▶ _What you should do_: In the Maxwellia angermeyerae entry, repeat word for word the portion that begins with "- Genus: Maxwellia (gastropod)" and stops after "or rock snails.".

▶ _Passage_:

Maxwellia angermeyerae

Scientific classification
- Kingdom: Animalia
- Phylum: Mollusca
- Class: Gastropoda
- Subclass: Caenogastropoda
- Order: Neogastropoda
- Family: Muricidae
- Genus: Maxwellia
- Species: M. angermeyerae
- Binomial name: Maxwellia angermeyerae (Emerson & D'Attilio, 1965)
- Synonyms: Aspella (Favartia) angermeyerae Emerson & D'Attilio, 1965; Murexiella angermeyerae (Emerson & D'Attilio, 1965);

= Maxwellia angermeyerae =

- Genus: Maxwellia (gastropod)
- Species: angermeyerae
- Authority: (Emerson & D'Attilio, 1965)
- Synonyms: Aspella (Favartia) angermeyerae Emerson & D'Attilio, 1965, Murexiella angermeyerae (Emerson & D'Attilio, 1965)

Species of gastropod

Maxwellia angermeyerae is a species of sea snail, a marine gastropod mollusc in the family Muricidae, the murex snails or rock snails.

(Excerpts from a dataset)
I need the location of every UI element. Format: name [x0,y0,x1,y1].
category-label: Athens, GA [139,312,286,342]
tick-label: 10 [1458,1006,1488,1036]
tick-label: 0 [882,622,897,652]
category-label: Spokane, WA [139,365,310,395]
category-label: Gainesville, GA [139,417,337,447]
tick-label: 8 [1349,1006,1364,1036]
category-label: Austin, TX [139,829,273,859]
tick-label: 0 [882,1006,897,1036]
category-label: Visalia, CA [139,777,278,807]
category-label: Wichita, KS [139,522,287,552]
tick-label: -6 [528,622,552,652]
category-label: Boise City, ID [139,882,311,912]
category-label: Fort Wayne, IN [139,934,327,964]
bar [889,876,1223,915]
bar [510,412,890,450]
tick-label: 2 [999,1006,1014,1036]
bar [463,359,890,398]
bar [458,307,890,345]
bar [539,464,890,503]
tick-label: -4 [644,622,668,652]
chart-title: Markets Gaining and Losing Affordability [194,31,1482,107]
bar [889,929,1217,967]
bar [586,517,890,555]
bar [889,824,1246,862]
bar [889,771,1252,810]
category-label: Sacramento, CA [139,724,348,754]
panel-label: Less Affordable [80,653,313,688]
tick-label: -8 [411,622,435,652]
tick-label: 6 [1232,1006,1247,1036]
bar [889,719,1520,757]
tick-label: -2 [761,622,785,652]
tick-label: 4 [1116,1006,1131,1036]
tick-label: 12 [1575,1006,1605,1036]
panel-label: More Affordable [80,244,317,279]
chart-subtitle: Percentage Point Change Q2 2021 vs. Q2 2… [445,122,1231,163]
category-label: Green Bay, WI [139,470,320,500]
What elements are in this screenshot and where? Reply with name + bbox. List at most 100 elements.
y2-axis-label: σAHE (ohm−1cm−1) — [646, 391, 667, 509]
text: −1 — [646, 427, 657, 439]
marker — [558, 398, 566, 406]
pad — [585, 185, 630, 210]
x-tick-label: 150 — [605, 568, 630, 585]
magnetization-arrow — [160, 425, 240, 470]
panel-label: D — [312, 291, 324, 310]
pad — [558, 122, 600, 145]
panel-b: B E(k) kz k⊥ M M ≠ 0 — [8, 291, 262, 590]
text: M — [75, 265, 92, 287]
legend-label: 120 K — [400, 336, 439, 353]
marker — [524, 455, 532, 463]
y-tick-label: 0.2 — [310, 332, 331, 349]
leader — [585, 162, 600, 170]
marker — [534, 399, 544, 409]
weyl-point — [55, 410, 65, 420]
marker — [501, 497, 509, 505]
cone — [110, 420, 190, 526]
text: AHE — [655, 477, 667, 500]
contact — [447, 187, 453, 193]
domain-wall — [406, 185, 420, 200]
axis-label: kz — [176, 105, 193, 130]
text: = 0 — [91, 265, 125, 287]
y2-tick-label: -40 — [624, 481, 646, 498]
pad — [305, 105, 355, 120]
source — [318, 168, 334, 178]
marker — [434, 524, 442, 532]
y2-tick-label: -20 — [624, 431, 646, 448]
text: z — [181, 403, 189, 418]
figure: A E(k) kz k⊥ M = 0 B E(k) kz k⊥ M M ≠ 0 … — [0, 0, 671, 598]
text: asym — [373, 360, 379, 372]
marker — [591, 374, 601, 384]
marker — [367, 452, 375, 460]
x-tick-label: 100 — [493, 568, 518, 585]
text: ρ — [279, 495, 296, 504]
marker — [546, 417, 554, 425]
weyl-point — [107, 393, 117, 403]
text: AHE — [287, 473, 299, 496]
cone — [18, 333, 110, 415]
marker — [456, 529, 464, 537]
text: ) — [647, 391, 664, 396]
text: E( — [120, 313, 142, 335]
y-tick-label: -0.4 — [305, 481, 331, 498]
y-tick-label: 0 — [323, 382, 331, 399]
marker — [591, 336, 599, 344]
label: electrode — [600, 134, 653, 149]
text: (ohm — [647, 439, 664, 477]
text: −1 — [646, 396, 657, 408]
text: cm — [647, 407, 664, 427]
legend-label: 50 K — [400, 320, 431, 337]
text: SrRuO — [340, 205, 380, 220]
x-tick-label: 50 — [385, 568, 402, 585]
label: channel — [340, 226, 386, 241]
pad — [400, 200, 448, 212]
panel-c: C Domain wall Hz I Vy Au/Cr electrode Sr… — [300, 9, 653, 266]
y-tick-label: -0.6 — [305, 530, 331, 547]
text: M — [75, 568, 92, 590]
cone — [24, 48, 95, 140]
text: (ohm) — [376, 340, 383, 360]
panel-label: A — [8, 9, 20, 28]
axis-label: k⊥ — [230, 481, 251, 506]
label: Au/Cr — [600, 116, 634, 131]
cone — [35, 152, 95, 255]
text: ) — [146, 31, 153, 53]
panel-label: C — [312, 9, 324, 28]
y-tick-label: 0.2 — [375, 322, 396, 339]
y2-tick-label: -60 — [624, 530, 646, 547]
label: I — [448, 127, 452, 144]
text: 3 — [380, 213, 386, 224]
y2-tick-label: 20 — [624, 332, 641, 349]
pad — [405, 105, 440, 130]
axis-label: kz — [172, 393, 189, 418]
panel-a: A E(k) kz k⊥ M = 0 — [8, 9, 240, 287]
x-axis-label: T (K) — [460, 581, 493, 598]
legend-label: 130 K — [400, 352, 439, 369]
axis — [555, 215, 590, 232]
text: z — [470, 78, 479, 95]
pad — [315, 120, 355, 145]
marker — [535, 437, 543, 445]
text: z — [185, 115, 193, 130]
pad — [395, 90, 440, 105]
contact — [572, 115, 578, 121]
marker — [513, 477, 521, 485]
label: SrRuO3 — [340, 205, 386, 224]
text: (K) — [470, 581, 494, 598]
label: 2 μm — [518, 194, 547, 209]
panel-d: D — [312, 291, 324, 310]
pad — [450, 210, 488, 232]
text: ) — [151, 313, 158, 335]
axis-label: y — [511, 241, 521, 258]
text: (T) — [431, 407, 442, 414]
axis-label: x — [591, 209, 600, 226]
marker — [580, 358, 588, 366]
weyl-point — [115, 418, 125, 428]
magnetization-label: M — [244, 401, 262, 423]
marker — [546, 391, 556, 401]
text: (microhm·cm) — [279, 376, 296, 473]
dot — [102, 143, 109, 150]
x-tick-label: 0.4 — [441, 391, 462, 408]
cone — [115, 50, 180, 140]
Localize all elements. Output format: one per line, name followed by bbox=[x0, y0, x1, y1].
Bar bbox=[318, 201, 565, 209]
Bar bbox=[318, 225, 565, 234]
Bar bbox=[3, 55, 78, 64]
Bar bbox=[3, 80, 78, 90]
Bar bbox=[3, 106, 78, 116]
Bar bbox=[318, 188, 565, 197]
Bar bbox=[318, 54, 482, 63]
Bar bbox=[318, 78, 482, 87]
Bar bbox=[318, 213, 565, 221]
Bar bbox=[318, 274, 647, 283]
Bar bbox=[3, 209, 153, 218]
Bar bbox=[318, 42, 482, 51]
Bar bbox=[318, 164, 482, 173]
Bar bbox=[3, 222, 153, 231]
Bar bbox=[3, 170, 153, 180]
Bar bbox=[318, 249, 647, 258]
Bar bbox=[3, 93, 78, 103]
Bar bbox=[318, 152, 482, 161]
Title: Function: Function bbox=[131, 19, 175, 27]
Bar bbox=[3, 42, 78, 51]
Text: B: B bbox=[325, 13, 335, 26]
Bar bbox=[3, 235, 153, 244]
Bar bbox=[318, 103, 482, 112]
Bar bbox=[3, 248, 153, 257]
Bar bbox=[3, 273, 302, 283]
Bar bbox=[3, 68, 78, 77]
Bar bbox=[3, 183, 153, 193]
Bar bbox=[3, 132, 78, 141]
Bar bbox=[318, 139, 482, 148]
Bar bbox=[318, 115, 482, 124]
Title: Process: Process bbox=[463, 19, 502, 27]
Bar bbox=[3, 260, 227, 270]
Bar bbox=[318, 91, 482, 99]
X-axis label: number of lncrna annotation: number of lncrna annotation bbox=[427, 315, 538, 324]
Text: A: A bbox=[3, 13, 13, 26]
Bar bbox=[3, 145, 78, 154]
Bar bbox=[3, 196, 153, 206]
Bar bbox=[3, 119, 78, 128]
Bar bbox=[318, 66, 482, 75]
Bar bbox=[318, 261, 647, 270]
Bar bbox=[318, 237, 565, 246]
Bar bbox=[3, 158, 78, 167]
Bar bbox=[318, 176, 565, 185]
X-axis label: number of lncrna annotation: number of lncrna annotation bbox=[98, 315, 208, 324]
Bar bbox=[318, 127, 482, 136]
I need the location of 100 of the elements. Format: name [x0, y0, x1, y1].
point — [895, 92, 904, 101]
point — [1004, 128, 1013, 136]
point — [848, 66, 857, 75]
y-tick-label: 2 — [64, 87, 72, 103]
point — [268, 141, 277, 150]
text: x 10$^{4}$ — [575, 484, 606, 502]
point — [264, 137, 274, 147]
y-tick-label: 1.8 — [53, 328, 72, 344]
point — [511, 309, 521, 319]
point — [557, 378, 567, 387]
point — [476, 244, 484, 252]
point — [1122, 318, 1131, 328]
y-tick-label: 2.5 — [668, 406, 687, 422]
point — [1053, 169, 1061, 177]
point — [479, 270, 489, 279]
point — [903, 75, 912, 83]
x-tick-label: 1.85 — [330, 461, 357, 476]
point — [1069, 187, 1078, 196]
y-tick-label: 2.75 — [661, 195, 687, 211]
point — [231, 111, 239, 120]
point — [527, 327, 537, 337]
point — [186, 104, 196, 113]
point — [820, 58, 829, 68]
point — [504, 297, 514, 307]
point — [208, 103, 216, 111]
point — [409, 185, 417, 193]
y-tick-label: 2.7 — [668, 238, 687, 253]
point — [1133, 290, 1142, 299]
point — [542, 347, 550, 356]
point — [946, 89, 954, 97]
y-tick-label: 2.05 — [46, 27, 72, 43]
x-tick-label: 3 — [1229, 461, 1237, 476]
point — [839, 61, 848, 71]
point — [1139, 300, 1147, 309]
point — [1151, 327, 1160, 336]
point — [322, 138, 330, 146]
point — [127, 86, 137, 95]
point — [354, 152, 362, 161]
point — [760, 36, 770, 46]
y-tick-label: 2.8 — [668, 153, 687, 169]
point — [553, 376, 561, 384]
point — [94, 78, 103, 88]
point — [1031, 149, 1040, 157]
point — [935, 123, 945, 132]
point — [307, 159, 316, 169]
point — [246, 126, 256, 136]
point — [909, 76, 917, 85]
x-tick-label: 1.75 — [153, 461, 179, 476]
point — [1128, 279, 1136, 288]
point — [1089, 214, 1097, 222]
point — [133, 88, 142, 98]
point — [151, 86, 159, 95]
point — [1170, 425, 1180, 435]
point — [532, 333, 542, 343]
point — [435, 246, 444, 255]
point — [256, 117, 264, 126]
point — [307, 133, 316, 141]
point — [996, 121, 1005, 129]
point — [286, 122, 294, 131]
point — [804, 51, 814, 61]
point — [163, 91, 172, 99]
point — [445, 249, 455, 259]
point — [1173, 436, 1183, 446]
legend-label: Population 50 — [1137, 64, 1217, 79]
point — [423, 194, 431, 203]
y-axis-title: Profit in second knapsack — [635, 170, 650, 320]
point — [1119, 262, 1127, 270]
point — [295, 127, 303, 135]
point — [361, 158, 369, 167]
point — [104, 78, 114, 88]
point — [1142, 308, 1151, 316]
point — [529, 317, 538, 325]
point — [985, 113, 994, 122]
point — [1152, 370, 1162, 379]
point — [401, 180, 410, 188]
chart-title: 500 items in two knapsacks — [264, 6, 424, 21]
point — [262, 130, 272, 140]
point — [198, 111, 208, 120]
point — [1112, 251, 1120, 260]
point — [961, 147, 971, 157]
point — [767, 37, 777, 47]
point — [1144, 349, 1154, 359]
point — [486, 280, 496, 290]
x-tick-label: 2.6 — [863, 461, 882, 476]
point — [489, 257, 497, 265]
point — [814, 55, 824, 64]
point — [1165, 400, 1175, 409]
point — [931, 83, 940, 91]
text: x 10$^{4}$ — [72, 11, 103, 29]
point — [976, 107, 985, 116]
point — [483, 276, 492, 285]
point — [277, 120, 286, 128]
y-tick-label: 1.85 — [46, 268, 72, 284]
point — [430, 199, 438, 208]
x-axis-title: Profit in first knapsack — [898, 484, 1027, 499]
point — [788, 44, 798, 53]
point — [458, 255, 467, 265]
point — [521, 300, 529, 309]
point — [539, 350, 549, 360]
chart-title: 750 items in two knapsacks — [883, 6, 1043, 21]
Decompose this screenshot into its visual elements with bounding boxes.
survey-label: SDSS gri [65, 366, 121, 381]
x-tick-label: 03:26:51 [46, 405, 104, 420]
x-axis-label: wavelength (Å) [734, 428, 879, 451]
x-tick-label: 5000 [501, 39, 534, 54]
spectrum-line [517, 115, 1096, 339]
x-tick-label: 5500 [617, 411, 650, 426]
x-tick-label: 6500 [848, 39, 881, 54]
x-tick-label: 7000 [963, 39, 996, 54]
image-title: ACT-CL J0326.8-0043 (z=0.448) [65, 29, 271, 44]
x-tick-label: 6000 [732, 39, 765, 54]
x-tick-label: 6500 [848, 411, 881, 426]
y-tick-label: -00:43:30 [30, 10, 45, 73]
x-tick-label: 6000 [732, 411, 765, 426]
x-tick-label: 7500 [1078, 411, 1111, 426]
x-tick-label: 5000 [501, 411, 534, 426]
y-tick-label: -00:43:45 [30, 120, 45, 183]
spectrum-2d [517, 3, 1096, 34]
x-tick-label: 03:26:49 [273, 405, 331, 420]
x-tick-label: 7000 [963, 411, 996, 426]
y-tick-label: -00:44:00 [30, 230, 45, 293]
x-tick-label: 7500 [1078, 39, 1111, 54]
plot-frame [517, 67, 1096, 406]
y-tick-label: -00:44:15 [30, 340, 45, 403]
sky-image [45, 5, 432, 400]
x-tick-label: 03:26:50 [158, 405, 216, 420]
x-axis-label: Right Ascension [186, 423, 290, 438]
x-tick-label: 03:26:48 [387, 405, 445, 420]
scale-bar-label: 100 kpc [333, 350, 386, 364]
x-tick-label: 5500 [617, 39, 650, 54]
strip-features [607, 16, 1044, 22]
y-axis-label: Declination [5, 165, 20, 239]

▶ _Output of the exercise_:
- Genus: Maxwellia (gastropod)
- Species: angermeyerae
- Authority: (Emerson & D'Attilio, 1965)
- Synonyms: Aspella (Favartia) angermeyerae Emerson & D'Attilio, 1965, Murexiella angermeyerae (Emerson & D'Attilio, 1965)

Species of gastropod

Maxwellia angermeyerae is a species of sea snail, a marine gastropod mollusc in the family Muricidae, the murex snails or rock snails.